Problem to work on :: Provide only the number of lines where "JSON" occurs.

Data excerpts ::
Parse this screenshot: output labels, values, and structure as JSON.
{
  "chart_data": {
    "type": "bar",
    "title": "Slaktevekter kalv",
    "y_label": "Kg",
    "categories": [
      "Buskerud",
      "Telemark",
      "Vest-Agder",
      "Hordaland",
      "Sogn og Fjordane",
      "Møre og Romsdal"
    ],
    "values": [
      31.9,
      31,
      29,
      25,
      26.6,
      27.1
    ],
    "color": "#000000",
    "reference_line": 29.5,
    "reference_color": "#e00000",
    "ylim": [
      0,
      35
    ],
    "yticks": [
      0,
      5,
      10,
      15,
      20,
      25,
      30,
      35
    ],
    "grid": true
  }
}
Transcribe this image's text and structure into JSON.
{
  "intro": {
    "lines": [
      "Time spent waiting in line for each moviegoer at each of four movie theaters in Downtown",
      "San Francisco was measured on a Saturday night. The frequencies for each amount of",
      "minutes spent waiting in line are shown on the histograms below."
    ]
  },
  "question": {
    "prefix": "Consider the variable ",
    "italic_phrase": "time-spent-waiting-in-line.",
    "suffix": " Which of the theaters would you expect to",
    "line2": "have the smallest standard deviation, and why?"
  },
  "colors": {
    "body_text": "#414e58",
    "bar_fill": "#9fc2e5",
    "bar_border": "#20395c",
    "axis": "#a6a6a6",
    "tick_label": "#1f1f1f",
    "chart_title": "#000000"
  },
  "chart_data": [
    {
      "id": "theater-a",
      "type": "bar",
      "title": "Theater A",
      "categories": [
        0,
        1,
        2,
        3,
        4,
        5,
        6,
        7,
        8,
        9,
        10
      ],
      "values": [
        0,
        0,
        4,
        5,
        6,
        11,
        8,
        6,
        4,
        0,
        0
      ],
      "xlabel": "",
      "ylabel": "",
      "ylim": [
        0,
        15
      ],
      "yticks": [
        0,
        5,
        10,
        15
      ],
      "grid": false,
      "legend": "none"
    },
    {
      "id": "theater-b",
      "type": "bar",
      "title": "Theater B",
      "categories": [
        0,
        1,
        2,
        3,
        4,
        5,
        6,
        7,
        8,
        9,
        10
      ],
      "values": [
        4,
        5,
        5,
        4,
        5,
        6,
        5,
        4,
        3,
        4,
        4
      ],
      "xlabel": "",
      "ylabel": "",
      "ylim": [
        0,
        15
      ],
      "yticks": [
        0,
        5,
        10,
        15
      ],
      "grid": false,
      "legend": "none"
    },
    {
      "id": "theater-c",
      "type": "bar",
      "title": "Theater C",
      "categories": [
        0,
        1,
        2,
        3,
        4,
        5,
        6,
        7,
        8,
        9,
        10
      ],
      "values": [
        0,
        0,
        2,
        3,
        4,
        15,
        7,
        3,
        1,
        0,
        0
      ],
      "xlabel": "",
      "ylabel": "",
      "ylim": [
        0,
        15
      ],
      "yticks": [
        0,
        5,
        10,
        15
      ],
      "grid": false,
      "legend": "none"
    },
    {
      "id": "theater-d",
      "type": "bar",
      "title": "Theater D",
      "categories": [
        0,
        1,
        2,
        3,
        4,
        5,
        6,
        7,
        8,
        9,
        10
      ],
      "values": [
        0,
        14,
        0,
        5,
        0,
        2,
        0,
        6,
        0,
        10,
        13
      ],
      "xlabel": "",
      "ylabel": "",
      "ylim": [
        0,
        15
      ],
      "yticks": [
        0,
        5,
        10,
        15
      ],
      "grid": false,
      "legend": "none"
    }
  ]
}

Result :: 2